In the listing that follows, count each line containing the string "JSON" and report only the count.

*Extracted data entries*
.....

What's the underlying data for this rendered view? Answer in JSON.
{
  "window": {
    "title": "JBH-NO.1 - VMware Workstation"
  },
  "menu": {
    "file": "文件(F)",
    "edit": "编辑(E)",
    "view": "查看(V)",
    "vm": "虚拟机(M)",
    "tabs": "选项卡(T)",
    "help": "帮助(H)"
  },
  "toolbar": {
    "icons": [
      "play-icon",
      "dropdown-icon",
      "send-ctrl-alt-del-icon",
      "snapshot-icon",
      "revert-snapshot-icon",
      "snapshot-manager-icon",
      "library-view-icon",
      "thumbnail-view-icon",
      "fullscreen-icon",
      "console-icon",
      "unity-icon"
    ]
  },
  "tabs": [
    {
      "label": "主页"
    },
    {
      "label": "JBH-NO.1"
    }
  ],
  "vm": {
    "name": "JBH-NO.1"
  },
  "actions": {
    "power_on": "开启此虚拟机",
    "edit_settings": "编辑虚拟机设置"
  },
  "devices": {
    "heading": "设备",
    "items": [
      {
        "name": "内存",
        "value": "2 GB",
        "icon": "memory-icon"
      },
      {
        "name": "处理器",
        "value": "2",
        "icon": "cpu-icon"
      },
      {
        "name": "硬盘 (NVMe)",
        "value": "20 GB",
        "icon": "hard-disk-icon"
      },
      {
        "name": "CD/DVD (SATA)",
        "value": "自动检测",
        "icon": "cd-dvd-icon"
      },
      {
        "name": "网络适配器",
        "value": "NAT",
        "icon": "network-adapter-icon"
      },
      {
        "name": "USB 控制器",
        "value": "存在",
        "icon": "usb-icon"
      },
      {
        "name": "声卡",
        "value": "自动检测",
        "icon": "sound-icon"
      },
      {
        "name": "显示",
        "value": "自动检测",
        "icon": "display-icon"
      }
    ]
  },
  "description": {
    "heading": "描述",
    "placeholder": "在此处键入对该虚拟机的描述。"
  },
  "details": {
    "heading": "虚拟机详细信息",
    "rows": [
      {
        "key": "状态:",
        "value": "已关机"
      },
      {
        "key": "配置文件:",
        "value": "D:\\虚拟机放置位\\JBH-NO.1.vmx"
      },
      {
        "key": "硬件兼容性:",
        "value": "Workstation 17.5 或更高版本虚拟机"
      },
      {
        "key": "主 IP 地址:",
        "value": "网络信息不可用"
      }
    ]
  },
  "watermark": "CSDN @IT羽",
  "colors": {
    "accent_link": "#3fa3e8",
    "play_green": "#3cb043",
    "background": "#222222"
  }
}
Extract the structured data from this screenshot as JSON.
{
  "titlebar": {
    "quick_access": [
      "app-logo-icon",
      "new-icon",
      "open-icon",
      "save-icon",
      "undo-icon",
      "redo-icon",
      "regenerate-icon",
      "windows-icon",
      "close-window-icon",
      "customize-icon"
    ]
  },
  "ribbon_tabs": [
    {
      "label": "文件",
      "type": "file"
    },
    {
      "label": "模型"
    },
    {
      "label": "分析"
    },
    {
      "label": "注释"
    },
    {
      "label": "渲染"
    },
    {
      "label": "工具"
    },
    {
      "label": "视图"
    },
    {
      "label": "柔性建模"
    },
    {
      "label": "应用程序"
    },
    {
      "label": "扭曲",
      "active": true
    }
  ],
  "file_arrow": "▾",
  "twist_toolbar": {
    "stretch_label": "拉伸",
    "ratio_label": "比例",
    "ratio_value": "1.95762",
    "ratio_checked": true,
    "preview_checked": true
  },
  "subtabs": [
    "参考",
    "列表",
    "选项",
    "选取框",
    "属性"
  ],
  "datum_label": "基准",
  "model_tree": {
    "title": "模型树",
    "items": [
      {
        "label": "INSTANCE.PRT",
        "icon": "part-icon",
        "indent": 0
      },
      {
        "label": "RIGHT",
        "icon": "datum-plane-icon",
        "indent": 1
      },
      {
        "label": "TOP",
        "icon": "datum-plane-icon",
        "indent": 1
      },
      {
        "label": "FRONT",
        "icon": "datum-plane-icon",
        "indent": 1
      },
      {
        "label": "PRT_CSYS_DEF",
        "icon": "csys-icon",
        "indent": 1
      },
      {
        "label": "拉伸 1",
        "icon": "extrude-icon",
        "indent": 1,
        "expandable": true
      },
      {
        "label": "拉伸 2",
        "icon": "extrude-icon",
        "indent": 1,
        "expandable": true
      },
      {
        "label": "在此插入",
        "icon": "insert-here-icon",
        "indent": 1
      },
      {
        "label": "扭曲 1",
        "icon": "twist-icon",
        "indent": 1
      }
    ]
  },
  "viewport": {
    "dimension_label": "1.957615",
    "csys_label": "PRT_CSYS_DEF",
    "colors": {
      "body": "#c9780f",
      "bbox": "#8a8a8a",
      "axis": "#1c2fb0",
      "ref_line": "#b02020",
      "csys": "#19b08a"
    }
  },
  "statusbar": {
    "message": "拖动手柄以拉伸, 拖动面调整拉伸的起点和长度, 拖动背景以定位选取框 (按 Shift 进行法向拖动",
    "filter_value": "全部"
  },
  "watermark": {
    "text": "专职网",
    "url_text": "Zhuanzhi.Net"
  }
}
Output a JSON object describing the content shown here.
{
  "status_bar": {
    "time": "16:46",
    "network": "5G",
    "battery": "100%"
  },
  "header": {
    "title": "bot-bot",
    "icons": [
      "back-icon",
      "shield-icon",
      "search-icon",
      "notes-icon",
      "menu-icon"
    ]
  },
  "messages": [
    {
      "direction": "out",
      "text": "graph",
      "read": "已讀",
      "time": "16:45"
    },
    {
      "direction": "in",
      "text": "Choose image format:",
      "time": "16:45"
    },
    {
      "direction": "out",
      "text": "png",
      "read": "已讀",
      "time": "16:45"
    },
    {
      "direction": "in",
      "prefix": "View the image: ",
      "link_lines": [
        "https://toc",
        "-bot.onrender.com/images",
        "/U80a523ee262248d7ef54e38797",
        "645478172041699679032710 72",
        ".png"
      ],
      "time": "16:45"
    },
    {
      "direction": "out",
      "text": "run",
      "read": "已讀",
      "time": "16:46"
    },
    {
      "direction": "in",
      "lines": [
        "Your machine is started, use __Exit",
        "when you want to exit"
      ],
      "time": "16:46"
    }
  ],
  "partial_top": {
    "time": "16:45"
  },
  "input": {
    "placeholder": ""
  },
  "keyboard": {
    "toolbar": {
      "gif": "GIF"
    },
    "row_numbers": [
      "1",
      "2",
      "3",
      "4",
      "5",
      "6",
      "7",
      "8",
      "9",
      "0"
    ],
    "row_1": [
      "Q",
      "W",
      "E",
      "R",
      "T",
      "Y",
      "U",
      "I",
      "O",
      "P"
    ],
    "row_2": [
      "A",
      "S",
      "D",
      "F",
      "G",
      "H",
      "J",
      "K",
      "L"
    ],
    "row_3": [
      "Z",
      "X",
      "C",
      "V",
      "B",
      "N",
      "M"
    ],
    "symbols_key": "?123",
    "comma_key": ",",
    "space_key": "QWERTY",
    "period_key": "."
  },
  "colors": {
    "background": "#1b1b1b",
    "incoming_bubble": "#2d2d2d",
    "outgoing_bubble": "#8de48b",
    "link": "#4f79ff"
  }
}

.....

*Final answer*
3